# Exercise details
Among the entries below, find how many lines carry the word "more" and state only that figure.

'''

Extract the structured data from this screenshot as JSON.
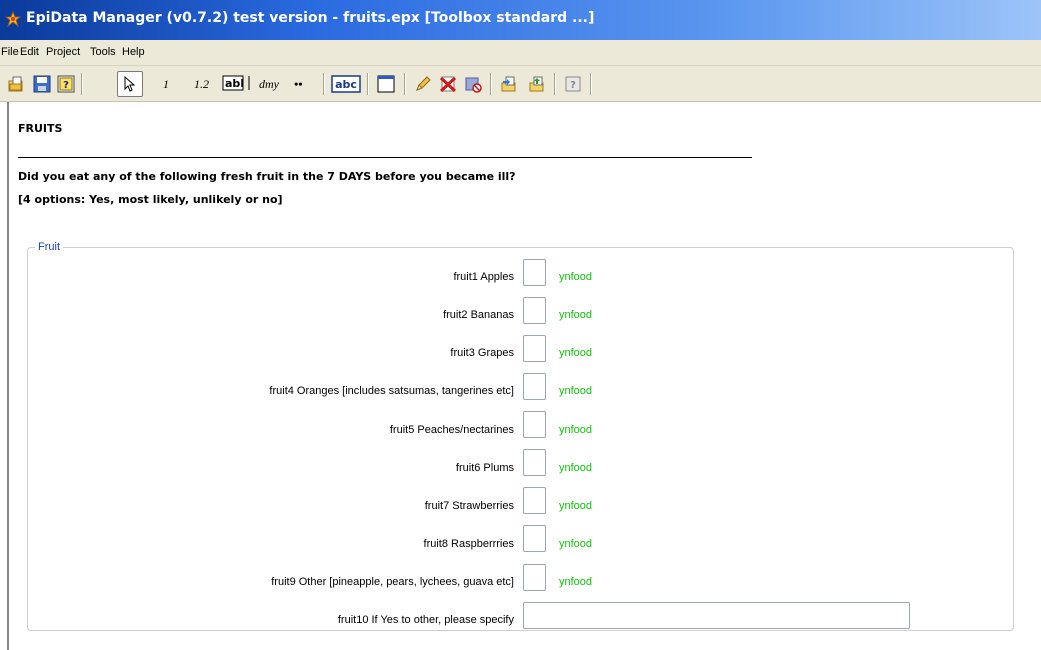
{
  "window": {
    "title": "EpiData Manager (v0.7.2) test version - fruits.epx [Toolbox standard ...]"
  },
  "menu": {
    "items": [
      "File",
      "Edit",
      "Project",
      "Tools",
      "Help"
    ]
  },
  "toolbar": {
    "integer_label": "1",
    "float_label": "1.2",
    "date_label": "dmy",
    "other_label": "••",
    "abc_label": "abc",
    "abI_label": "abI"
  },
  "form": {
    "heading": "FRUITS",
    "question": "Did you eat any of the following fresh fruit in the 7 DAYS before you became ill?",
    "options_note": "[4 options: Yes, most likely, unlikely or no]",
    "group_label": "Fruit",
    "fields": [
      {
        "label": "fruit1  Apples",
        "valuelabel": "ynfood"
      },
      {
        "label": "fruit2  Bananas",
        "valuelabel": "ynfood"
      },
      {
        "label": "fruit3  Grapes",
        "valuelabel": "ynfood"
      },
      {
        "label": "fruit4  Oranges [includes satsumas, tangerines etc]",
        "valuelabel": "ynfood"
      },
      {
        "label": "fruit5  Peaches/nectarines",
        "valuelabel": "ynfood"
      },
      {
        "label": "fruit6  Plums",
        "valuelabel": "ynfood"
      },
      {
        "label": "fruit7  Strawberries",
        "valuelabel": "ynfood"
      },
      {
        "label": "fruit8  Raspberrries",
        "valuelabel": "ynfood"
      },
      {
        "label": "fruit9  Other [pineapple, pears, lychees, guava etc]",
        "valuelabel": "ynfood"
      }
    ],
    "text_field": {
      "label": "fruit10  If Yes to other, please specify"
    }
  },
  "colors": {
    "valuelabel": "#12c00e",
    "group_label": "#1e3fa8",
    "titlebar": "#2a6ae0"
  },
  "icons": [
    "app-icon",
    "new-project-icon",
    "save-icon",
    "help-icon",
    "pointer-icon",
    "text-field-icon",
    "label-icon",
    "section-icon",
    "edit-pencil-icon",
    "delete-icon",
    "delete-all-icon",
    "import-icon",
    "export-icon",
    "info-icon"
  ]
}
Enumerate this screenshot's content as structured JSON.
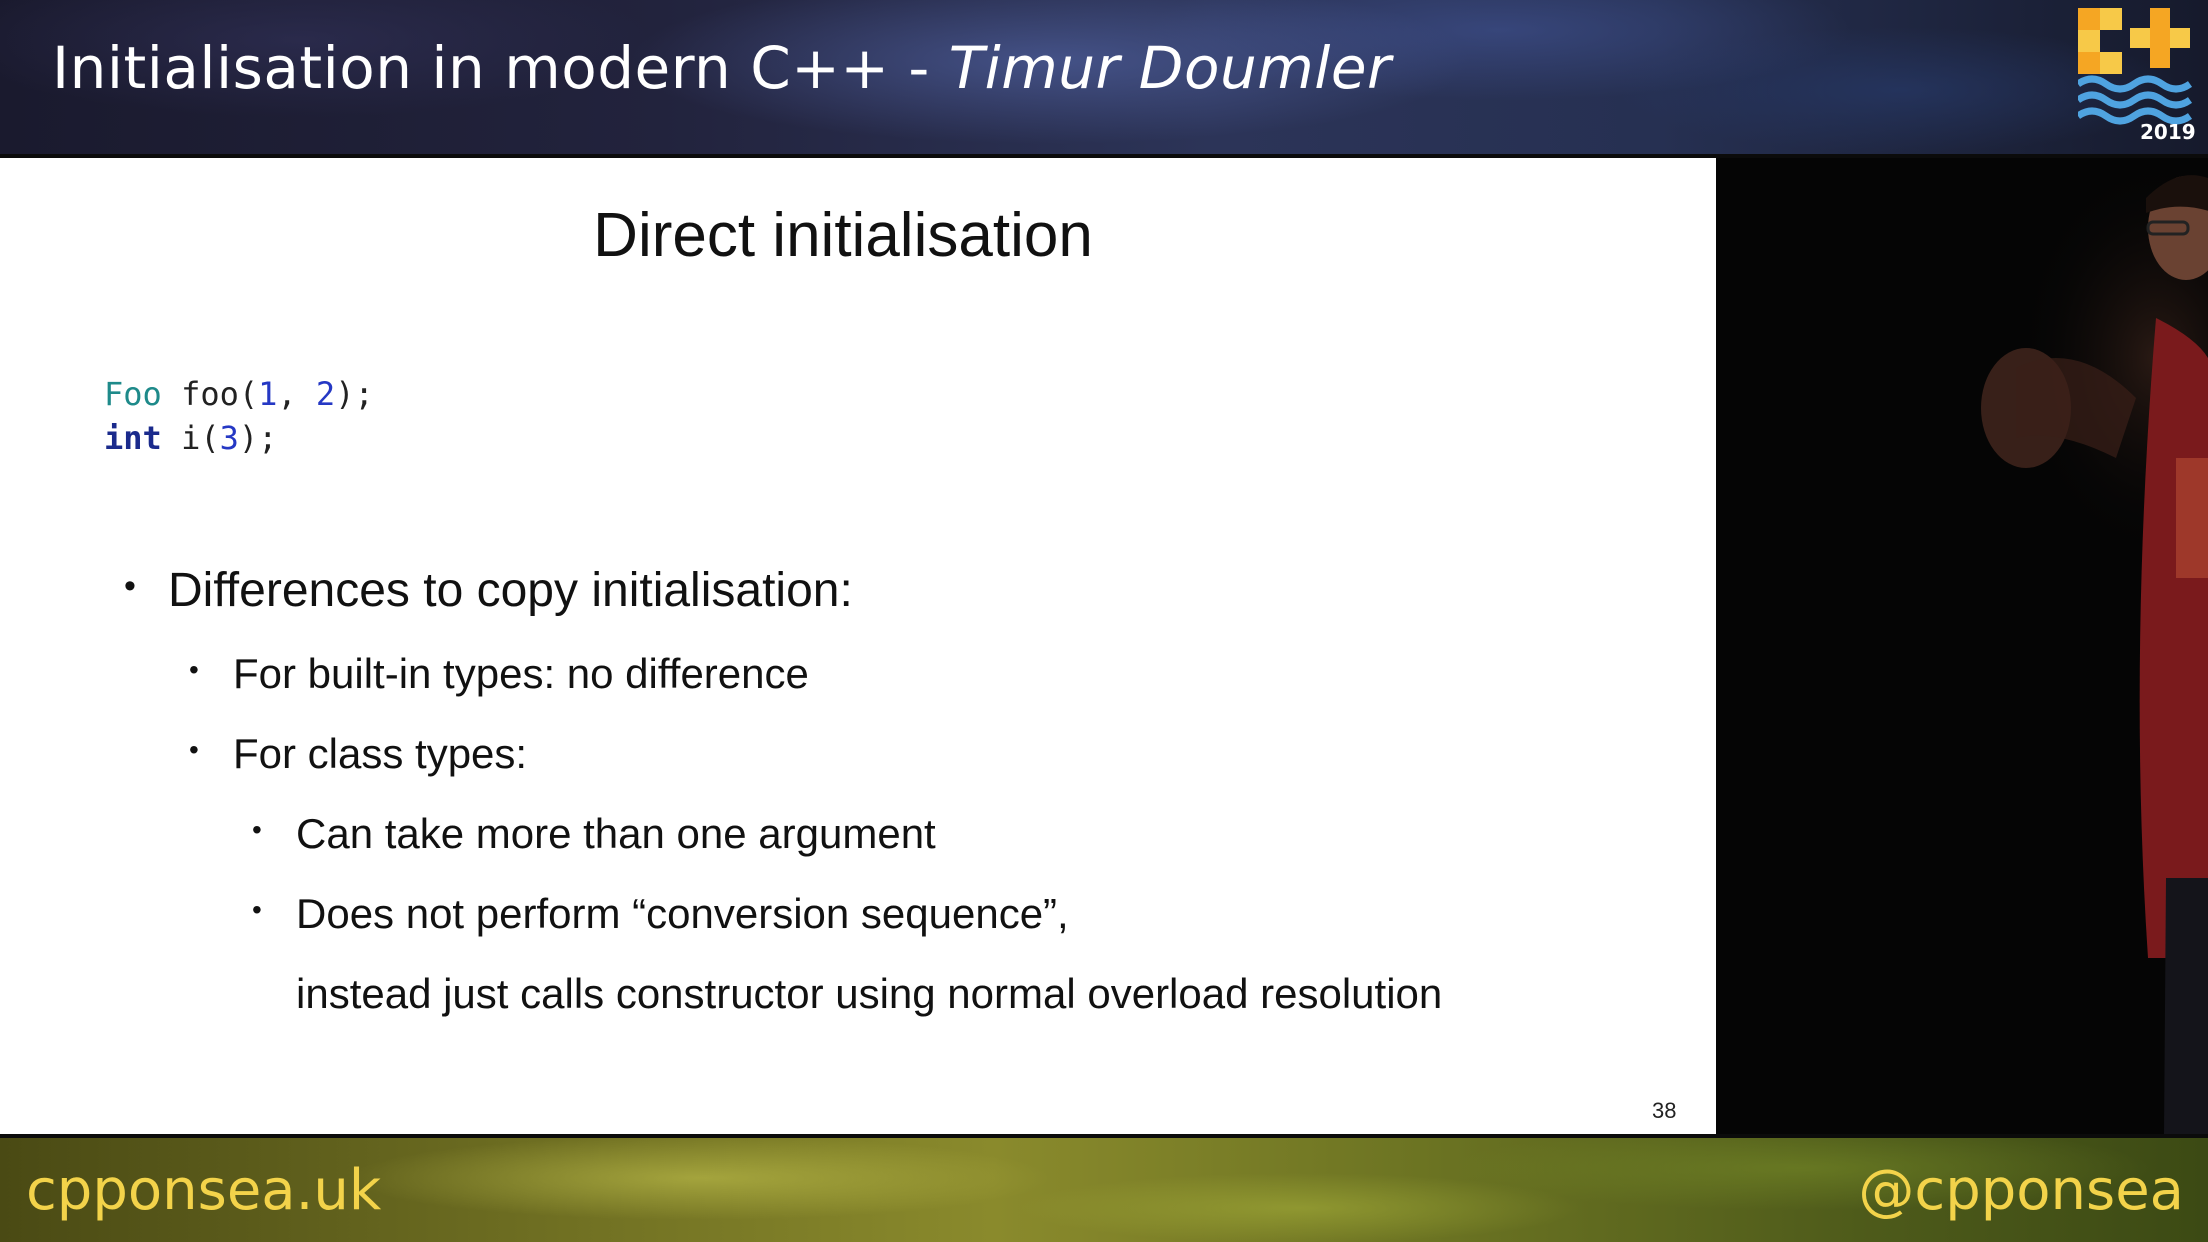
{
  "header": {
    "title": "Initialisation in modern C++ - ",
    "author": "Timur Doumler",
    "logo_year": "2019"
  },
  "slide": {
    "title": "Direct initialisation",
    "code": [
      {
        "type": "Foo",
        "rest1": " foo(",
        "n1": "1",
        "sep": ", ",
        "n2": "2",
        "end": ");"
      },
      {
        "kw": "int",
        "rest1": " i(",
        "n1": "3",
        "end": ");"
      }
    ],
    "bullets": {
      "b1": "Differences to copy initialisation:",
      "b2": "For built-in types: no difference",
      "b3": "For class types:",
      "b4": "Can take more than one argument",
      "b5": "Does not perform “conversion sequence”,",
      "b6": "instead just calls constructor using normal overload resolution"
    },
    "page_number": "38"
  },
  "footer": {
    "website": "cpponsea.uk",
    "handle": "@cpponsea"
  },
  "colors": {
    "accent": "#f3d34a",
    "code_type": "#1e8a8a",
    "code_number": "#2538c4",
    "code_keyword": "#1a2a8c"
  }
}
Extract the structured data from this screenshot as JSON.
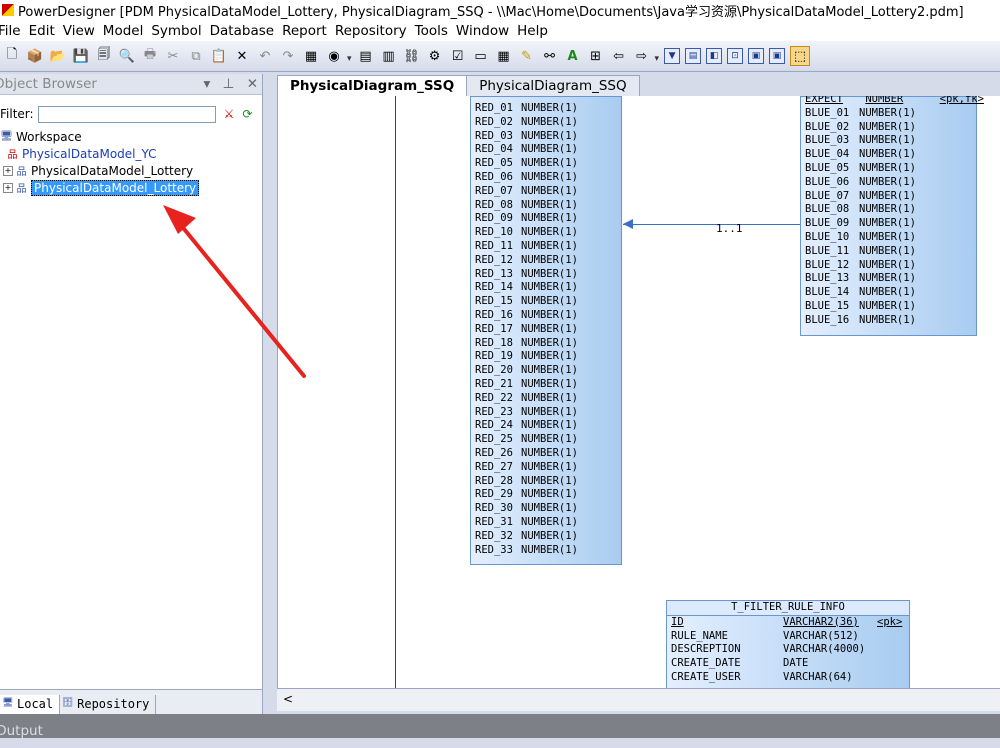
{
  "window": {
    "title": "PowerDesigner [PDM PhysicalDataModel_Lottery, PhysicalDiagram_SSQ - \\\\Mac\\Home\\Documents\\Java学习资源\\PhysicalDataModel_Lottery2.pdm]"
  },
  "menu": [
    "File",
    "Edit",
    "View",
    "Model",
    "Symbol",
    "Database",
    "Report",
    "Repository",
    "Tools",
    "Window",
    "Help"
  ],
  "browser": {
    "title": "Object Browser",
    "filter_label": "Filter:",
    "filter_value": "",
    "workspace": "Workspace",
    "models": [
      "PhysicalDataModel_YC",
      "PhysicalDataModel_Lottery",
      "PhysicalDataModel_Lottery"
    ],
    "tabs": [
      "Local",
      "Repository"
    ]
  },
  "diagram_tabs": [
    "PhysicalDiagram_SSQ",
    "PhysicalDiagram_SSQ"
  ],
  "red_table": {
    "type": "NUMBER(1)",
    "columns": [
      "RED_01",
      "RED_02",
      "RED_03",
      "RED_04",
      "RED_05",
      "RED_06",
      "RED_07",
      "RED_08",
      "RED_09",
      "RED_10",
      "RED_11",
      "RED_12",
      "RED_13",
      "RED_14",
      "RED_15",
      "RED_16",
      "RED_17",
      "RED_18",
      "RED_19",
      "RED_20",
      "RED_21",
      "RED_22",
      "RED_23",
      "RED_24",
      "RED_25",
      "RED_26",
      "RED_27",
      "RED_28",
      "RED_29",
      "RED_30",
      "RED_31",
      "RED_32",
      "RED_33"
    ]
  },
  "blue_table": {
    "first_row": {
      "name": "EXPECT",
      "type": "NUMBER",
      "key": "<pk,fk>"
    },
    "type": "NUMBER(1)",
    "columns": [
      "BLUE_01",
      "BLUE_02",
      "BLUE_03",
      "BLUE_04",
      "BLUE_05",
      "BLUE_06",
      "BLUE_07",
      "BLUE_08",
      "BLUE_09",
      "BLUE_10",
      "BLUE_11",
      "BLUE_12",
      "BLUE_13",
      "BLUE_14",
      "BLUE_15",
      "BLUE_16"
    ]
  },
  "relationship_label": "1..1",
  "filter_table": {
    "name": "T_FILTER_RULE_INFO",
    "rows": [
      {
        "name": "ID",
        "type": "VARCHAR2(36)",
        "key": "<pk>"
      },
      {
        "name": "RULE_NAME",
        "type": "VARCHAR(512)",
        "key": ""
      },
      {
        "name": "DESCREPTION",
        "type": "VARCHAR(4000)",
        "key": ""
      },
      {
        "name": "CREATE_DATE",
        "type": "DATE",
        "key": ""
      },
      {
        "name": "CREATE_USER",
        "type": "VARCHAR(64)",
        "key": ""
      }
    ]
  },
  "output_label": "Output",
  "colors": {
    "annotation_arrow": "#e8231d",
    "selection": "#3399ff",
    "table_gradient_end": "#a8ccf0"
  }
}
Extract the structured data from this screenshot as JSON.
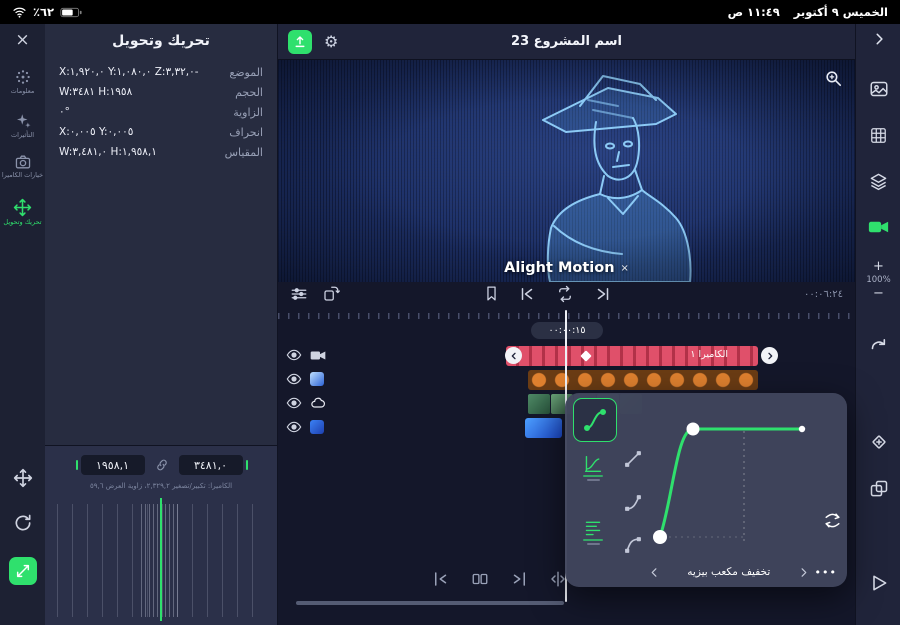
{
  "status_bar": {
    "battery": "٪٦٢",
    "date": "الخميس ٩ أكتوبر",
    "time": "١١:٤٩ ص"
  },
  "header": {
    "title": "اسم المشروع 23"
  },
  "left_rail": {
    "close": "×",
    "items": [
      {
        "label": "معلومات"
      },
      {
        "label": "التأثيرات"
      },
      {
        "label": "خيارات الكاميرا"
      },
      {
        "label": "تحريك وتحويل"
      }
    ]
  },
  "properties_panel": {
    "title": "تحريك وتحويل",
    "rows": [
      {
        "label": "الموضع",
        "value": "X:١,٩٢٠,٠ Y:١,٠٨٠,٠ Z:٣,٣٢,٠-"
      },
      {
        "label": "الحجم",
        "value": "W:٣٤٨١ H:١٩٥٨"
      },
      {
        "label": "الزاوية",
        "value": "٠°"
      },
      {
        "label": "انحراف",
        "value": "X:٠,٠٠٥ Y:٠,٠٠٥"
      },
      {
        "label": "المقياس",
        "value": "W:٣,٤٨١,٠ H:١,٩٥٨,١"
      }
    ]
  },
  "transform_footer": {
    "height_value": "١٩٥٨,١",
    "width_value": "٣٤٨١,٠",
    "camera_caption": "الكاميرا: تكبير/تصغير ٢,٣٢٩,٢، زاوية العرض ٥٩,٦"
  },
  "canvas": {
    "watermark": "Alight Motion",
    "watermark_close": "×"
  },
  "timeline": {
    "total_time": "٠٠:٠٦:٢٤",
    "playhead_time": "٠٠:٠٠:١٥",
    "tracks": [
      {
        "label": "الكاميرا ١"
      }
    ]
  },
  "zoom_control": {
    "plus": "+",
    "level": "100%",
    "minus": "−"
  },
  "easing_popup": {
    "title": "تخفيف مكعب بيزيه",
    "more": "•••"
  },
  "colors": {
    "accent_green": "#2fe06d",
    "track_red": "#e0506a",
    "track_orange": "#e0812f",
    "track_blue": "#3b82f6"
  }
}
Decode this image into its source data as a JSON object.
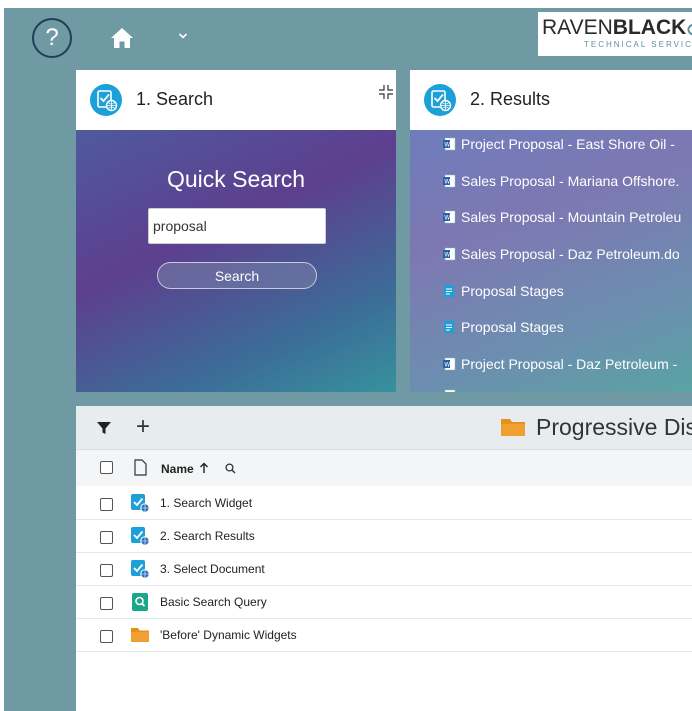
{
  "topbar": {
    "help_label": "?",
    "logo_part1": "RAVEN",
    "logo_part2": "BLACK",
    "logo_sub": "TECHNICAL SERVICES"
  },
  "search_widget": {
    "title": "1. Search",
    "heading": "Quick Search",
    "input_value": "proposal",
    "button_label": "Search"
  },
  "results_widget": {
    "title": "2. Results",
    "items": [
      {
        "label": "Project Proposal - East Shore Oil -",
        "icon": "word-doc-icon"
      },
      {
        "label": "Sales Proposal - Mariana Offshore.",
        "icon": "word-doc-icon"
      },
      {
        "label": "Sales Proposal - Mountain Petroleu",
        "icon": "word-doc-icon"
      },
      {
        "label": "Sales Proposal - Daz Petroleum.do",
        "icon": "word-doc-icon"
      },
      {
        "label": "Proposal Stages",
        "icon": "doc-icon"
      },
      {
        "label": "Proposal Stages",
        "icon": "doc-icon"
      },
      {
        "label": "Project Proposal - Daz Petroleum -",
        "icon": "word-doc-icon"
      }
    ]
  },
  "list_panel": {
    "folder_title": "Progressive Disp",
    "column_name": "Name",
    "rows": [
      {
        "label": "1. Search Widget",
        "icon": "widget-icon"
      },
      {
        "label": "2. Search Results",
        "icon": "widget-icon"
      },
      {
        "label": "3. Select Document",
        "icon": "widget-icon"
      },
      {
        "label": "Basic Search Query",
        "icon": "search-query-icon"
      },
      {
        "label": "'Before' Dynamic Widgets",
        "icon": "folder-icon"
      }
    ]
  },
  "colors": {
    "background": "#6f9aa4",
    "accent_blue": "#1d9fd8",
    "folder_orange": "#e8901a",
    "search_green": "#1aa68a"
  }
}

'''

# Solution to the exercise
2